*** Data

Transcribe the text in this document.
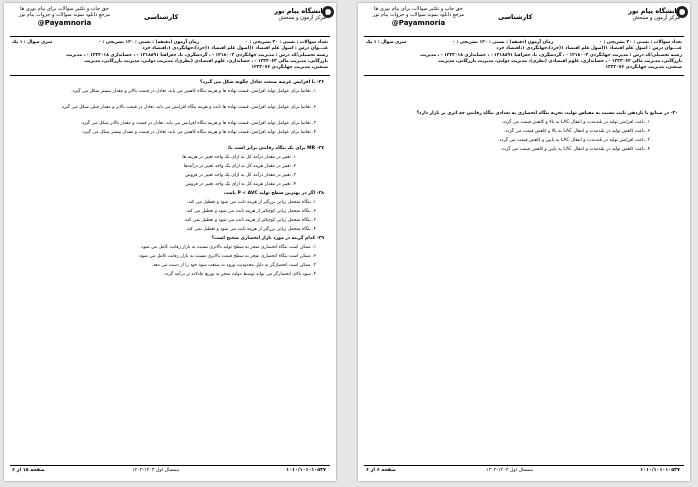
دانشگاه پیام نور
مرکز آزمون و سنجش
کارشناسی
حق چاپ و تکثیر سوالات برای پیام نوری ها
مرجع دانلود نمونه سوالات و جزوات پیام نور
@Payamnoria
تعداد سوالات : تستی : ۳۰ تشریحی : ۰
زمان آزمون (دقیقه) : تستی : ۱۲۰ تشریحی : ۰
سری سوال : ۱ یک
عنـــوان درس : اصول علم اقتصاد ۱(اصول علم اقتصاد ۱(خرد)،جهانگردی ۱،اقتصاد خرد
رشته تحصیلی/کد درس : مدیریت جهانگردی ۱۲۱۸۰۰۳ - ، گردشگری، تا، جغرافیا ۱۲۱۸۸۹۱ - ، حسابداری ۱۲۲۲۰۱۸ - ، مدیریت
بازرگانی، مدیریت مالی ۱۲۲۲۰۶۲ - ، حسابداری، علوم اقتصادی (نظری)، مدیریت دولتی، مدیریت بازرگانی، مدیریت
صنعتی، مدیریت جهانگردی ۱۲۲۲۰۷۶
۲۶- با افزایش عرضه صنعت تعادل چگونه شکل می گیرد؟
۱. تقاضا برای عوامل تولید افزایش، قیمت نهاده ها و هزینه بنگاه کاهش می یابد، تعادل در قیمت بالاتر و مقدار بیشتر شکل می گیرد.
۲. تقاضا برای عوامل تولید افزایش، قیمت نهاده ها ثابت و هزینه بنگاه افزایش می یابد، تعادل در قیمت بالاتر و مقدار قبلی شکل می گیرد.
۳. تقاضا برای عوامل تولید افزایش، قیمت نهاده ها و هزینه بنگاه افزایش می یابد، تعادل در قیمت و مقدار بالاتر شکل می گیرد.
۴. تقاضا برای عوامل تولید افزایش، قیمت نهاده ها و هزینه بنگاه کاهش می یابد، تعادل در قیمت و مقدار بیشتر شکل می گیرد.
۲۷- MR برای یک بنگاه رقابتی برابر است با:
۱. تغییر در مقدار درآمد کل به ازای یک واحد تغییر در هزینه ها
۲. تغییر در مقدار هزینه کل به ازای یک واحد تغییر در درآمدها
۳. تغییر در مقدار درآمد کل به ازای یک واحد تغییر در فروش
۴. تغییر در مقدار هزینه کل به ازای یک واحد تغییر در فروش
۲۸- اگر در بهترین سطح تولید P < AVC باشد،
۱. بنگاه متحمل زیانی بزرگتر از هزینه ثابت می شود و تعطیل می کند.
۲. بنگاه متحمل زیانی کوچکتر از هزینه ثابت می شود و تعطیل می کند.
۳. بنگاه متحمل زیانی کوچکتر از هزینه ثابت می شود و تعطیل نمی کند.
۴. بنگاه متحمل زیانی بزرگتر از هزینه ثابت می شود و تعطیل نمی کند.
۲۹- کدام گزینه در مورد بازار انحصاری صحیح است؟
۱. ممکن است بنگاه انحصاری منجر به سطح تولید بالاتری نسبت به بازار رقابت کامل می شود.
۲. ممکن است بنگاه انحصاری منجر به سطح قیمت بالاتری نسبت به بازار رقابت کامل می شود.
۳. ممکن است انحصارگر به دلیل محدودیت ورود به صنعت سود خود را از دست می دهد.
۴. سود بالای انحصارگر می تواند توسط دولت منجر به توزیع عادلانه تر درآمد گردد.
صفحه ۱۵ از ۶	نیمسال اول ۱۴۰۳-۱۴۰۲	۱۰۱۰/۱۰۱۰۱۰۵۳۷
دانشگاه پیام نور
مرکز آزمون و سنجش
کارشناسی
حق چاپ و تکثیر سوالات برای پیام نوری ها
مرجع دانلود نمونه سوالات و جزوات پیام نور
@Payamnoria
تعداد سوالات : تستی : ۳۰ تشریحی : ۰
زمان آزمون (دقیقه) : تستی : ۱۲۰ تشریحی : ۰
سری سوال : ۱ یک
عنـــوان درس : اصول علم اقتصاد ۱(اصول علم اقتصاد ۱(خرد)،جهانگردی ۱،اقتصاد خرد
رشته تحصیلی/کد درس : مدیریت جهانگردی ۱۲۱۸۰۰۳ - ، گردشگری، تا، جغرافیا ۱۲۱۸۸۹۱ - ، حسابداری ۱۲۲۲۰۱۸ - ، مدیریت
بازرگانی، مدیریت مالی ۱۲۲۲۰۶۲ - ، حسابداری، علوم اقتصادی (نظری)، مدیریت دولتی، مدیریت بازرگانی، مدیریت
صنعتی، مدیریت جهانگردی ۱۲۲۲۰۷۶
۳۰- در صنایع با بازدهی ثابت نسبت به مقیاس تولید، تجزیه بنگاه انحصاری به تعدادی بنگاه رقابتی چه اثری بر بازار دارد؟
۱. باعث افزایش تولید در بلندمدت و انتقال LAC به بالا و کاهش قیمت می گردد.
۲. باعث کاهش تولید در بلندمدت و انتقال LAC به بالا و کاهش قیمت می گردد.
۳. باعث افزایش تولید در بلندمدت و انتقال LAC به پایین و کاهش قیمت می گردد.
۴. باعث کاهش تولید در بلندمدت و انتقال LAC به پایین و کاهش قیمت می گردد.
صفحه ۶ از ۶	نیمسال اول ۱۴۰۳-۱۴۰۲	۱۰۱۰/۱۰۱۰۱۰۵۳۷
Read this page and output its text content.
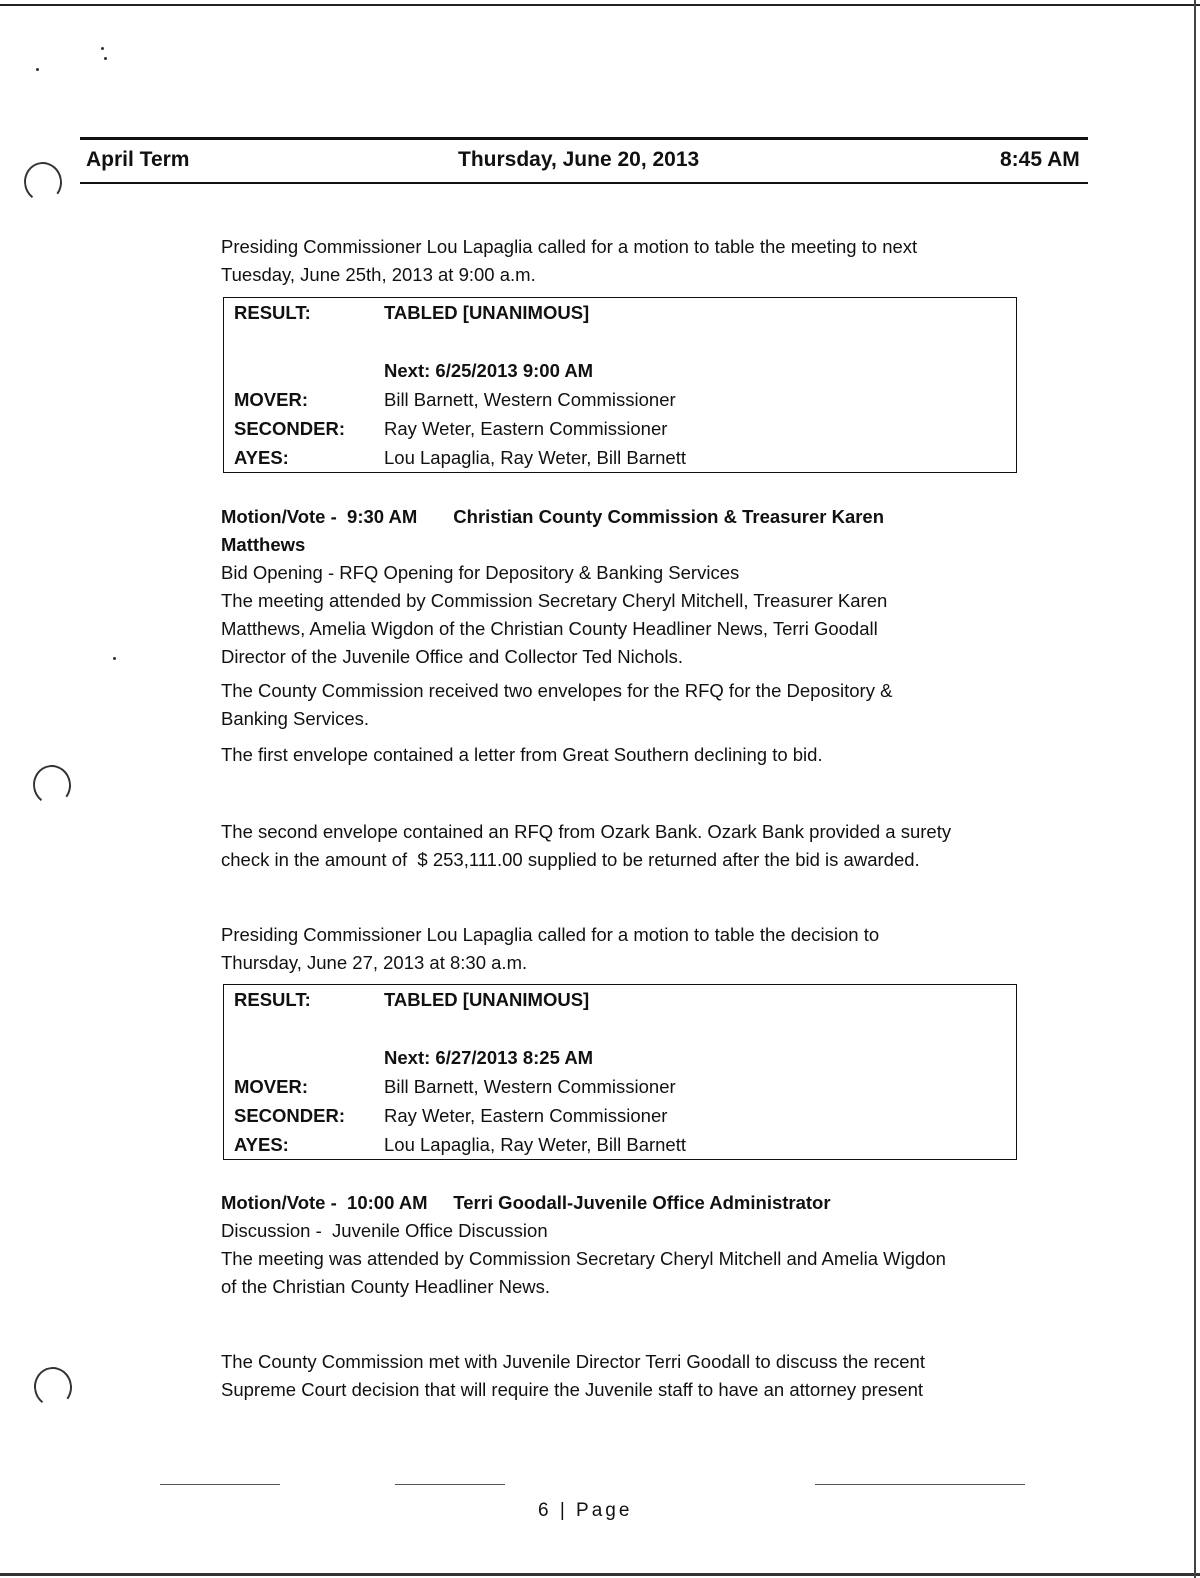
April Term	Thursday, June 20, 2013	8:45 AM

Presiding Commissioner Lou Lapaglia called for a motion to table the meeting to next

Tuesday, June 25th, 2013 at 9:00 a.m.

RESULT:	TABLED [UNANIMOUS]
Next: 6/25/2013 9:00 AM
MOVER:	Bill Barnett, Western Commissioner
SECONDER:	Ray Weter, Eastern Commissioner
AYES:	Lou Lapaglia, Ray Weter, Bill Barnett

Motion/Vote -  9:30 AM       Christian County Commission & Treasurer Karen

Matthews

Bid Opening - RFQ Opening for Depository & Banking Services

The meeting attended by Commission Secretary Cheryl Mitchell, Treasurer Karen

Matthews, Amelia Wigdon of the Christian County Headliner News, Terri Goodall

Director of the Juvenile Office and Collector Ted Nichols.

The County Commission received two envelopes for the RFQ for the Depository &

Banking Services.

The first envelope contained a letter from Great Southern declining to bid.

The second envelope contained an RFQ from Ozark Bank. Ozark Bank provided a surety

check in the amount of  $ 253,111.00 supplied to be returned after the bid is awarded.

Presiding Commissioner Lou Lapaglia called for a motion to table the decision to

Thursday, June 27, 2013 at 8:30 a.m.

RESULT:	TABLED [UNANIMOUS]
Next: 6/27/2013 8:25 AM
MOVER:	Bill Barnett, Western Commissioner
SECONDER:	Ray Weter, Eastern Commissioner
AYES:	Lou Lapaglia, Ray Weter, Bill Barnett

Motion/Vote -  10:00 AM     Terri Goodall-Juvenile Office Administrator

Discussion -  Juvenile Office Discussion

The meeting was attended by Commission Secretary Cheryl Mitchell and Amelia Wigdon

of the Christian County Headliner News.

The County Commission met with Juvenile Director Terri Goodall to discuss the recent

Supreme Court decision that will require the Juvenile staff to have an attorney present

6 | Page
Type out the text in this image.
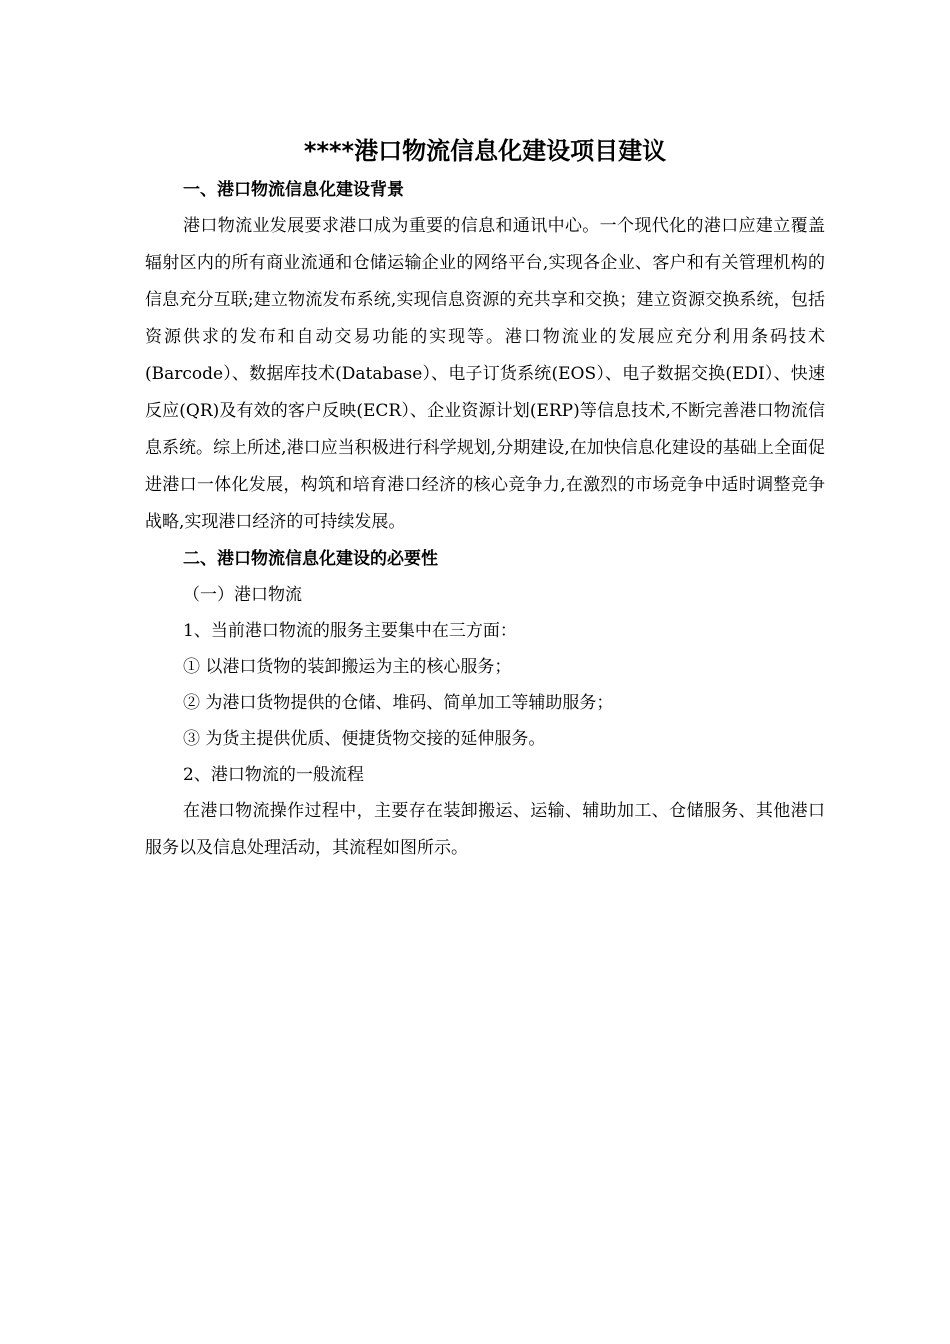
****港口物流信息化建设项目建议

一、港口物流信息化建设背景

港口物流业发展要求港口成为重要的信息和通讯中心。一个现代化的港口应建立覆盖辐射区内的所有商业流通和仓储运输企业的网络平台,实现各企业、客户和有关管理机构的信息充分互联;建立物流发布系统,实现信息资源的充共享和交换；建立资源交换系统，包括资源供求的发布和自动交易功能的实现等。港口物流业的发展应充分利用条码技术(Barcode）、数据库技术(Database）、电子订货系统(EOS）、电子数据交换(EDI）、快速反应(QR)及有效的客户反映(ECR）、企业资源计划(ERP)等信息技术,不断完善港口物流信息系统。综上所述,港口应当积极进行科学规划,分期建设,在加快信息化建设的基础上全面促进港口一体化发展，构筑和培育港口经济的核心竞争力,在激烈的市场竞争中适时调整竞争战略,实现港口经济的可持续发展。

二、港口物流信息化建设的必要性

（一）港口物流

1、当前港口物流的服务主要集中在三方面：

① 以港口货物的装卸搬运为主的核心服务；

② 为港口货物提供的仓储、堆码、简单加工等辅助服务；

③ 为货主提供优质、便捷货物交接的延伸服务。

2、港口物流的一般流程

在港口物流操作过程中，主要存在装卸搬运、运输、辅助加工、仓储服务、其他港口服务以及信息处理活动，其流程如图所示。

******

* _Written instruction_
List every line in the records above that contains the word "Treasurer".

* _In response_
Motion/Vote -  9:30 AM       Christian County Commission & Treasurer Karen
The meeting attended by Commission Secretary Cheryl Mitchell, Treasurer Karen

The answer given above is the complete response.